/---

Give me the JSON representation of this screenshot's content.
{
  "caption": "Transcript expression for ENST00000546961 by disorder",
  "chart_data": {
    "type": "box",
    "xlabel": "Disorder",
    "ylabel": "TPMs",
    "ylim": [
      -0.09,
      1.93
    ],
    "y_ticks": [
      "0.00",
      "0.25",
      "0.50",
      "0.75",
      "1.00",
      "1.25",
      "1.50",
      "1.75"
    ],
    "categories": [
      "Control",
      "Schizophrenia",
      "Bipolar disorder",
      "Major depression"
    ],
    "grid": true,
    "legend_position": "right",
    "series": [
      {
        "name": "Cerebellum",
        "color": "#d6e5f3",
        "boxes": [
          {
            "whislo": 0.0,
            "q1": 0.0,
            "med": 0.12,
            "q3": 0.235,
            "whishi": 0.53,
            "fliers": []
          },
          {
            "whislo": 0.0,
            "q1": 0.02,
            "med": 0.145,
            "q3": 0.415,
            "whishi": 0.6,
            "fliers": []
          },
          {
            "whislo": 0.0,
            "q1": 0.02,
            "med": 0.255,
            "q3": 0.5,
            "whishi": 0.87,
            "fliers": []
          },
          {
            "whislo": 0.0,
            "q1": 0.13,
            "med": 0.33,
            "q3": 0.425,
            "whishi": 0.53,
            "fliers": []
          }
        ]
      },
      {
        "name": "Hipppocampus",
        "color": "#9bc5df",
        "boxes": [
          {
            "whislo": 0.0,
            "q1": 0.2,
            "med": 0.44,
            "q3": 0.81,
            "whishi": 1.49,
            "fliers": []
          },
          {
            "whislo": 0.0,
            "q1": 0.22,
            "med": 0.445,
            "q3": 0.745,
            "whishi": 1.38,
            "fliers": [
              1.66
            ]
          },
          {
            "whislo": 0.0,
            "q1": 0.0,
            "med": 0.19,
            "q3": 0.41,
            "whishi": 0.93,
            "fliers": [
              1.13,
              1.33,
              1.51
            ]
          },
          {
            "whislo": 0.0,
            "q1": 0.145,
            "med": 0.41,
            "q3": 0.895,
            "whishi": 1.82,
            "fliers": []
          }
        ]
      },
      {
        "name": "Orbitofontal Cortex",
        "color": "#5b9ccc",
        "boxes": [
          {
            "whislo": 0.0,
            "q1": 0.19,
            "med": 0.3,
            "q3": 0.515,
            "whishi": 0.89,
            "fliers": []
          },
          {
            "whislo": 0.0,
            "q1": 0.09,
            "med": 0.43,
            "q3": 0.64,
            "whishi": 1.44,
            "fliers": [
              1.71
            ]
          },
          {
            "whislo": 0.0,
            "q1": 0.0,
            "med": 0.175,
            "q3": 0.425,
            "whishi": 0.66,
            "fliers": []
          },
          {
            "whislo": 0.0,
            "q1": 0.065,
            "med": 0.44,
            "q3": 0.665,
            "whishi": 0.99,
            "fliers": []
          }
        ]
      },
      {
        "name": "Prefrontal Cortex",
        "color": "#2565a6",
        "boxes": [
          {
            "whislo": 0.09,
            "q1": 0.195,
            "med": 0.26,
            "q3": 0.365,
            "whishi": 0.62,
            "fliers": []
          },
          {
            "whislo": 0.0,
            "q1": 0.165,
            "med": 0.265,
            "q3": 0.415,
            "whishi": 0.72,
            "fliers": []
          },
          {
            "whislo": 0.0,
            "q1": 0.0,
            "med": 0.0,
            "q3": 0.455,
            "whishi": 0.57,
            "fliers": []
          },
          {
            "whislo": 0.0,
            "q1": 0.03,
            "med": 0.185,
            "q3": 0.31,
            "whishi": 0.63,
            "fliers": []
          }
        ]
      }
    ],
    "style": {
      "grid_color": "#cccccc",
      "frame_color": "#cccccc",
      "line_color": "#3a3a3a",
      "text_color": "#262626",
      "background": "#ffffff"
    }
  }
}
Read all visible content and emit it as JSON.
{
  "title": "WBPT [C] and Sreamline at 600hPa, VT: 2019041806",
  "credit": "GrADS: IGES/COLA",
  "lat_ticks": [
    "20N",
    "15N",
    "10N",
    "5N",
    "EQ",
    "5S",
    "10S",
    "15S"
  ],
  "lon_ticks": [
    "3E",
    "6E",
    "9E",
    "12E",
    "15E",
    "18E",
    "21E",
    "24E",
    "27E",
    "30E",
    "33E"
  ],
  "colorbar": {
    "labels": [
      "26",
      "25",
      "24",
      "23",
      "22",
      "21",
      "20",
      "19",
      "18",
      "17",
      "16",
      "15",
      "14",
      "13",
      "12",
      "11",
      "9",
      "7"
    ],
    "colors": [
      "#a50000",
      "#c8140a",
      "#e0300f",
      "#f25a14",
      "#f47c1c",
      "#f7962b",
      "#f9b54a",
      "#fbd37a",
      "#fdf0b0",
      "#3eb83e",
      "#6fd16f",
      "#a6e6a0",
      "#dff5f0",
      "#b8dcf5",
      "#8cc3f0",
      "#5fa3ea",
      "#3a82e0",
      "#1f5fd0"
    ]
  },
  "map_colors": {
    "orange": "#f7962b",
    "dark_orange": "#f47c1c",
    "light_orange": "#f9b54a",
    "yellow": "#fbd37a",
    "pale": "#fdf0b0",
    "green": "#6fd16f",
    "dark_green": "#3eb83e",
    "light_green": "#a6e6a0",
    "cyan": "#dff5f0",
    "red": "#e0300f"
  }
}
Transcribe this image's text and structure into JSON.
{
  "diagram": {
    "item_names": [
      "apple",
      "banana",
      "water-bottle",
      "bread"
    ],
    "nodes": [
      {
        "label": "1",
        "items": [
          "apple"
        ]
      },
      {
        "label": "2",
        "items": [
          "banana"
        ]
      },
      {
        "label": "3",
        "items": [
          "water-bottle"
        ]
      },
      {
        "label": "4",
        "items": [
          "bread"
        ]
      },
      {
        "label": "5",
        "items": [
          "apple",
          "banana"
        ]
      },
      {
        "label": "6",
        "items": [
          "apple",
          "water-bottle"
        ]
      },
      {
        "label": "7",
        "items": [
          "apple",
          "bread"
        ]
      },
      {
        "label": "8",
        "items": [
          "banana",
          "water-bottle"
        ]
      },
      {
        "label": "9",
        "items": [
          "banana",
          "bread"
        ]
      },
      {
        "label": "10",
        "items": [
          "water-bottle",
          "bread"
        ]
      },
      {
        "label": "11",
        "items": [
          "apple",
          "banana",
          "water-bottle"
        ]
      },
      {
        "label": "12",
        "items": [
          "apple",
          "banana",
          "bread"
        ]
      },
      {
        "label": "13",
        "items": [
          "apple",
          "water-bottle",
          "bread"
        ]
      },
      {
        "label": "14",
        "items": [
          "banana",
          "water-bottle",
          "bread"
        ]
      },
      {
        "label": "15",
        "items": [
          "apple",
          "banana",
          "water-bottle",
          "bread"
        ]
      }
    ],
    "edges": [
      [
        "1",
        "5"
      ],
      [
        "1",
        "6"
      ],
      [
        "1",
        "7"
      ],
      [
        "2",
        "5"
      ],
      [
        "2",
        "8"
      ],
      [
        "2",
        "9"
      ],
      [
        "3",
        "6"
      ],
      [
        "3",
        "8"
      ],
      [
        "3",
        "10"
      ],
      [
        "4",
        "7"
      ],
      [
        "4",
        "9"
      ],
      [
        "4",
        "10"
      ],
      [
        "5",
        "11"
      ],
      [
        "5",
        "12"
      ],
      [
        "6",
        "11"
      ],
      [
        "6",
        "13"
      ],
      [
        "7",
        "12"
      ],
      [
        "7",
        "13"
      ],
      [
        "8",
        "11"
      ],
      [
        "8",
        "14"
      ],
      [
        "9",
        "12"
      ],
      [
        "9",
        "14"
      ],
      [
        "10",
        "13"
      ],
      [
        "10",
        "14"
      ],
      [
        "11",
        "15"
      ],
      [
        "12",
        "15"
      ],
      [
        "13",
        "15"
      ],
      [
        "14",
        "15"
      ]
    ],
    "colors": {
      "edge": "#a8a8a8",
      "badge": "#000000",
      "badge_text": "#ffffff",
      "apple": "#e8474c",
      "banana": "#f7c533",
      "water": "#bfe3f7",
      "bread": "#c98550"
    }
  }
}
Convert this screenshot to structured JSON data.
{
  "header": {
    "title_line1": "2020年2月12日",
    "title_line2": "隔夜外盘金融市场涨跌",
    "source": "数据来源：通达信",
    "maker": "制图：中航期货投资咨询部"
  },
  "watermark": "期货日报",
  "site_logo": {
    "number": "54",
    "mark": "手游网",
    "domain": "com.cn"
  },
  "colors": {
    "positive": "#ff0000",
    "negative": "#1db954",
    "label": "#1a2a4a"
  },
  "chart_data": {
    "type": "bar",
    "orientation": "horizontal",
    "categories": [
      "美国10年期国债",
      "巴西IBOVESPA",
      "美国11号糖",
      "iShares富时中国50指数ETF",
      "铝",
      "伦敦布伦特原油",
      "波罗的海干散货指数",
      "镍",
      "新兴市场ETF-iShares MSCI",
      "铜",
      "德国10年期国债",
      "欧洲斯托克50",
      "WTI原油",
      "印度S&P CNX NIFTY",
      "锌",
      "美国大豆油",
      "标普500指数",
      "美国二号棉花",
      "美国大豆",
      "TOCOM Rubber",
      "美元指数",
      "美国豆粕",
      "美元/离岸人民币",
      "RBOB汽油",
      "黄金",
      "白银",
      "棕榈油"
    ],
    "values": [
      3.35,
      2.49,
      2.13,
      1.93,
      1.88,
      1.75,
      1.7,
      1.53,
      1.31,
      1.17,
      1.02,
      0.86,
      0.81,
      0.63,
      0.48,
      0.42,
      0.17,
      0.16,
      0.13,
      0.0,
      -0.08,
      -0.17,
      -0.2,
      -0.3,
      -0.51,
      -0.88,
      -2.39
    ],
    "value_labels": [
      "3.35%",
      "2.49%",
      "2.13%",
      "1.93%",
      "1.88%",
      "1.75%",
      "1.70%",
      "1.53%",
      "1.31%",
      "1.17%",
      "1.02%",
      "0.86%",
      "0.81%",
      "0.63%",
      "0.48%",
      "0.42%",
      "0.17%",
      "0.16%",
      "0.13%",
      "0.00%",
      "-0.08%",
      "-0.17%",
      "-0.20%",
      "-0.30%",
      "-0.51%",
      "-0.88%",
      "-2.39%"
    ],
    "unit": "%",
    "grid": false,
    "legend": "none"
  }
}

\---

**What needs to be done**
Copy all lines from the data that hold the word "cccccc".

**Answer**
      "grid_color": "#cccccc",
      "frame_color": "#cccccc",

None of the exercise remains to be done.